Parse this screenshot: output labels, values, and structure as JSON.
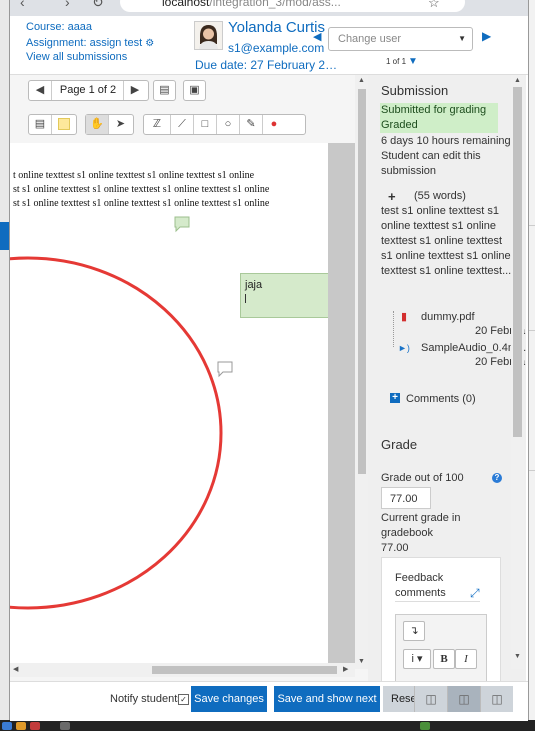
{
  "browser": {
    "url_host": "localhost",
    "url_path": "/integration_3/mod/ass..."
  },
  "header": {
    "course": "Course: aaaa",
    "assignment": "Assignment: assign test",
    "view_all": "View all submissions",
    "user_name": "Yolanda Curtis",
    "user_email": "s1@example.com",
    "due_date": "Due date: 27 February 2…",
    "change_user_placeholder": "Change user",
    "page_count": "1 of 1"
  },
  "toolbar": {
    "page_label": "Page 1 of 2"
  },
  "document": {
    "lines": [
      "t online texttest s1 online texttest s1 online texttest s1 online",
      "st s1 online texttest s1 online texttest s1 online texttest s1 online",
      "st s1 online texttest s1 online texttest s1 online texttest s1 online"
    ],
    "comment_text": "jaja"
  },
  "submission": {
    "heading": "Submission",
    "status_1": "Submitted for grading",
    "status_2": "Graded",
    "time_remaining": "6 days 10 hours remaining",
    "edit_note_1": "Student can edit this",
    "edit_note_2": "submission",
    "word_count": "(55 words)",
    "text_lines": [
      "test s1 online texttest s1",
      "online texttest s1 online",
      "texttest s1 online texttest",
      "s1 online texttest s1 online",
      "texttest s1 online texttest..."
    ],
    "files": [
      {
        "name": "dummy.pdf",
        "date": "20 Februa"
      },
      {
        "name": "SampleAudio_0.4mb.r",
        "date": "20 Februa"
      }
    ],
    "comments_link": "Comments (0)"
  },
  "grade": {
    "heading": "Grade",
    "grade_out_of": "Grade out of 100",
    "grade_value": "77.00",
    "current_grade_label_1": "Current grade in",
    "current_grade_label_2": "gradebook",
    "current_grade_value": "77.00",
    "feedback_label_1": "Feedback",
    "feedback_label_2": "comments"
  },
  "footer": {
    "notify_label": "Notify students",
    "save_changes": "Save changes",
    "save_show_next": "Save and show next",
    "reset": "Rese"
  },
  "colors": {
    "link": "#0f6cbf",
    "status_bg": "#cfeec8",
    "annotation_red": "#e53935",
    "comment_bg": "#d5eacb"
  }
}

*-*-*

## THE PROBLEM
Retype the listing exactly. Pictures do not belong in the copy.

## SOLVED PROBLEM
Parse this screenshot: output labels, values, and structure as JSON.
{
  "browser": {
    "url_host": "localhost",
    "url_path": "/integration_3/mod/ass..."
  },
  "header": {
    "course": "Course: aaaa",
    "assignment": "Assignment: assign test",
    "view_all": "View all submissions",
    "user_name": "Yolanda Curtis",
    "user_email": "s1@example.com",
    "due_date": "Due date: 27 February 2…",
    "change_user_placeholder": "Change user",
    "page_count": "1 of 1"
  },
  "toolbar": {
    "page_label": "Page 1 of 2"
  },
  "document": {
    "lines": [
      "t online texttest s1 online texttest s1 online texttest s1 online",
      "st s1 online texttest s1 online texttest s1 online texttest s1 online",
      "st s1 online texttest s1 online texttest s1 online texttest s1 online"
    ],
    "comment_text": "jaja"
  },
  "submission": {
    "heading": "Submission",
    "status_1": "Submitted for grading",
    "status_2": "Graded",
    "time_remaining": "6 days 10 hours remaining",
    "edit_note_1": "Student can edit this",
    "edit_note_2": "submission",
    "word_count": "(55 words)",
    "text_lines": [
      "test s1 online texttest s1",
      "online texttest s1 online",
      "texttest s1 online texttest",
      "s1 online texttest s1 online",
      "texttest s1 online texttest..."
    ],
    "files": [
      {
        "name": "dummy.pdf",
        "date": "20 Februa"
      },
      {
        "name": "SampleAudio_0.4mb.r",
        "date": "20 Februa"
      }
    ],
    "comments_link": "Comments (0)"
  },
  "grade": {
    "heading": "Grade",
    "grade_out_of": "Grade out of 100",
    "grade_value": "77.00",
    "current_grade_label_1": "Current grade in",
    "current_grade_label_2": "gradebook",
    "current_grade_value": "77.00",
    "feedback_label_1": "Feedback",
    "feedback_label_2": "comments"
  },
  "footer": {
    "notify_label": "Notify students",
    "save_changes": "Save changes",
    "save_show_next": "Save and show next",
    "reset": "Rese"
  },
  "colors": {
    "link": "#0f6cbf",
    "status_bg": "#cfeec8",
    "annotation_red": "#e53935",
    "comment_bg": "#d5eacb"
  }
}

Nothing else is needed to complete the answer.